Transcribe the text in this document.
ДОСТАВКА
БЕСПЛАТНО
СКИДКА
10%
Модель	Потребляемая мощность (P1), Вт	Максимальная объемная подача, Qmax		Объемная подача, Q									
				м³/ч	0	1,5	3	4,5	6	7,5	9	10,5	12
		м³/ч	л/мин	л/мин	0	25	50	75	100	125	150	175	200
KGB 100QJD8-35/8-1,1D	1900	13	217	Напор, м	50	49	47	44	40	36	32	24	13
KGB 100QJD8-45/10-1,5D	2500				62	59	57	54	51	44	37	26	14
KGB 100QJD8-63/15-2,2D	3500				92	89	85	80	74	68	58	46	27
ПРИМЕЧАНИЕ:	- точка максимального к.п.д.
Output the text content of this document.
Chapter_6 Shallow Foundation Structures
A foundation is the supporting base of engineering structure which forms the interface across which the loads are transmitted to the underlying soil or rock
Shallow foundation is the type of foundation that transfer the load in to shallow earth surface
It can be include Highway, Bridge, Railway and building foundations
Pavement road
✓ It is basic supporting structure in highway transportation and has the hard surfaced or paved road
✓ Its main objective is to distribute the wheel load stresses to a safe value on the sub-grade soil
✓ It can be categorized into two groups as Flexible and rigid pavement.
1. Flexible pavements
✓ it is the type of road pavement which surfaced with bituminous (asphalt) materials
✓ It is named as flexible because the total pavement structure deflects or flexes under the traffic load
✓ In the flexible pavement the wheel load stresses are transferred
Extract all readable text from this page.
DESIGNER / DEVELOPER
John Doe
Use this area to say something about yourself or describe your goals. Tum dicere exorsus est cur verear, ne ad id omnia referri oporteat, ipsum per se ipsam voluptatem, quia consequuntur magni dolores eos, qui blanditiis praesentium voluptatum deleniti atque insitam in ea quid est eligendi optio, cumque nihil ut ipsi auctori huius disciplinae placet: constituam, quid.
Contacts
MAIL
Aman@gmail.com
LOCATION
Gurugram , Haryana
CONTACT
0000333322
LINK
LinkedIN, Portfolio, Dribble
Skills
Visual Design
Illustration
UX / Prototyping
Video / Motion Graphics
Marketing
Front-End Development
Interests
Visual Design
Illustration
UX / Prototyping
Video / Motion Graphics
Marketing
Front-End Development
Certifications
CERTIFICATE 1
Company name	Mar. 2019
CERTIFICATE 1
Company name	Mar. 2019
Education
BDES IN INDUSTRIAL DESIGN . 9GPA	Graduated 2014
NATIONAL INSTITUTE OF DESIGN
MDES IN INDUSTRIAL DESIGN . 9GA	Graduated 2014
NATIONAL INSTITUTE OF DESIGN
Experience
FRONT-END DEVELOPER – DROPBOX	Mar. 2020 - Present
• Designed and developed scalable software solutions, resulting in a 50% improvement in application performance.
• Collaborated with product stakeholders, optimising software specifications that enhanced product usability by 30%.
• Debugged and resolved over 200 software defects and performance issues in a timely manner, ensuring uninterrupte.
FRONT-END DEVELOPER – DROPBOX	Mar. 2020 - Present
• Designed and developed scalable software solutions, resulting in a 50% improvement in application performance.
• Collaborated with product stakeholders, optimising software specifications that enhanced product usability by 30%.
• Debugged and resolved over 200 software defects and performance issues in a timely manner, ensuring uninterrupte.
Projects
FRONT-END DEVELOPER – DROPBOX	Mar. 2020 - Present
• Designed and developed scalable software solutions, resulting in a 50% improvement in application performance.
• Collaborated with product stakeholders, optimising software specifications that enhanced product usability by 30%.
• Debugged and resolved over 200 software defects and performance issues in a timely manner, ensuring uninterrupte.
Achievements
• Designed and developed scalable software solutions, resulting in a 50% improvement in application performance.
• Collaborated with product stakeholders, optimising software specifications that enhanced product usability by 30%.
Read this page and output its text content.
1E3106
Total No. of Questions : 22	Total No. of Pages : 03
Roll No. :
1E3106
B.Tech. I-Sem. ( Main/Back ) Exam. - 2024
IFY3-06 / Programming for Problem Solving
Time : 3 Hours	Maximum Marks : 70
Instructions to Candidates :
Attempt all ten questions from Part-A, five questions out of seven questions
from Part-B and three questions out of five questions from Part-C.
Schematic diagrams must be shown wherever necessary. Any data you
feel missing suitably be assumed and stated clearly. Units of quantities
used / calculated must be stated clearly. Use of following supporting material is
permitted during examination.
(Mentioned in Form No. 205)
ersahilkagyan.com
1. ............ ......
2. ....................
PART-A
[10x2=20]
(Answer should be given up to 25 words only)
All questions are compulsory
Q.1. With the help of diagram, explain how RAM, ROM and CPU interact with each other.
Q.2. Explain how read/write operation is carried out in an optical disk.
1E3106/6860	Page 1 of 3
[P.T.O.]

■ **WHAT NEEDS TO BE DONE**: All lines above containing the string "type" are to be collected.

■ **CORRECT ANSWER**:
Shallow foundation is the type of foundation that transfer the load in to shallow earth surface
✓ it is the type of road pavement which surfaced with bituminous (asphalt) materials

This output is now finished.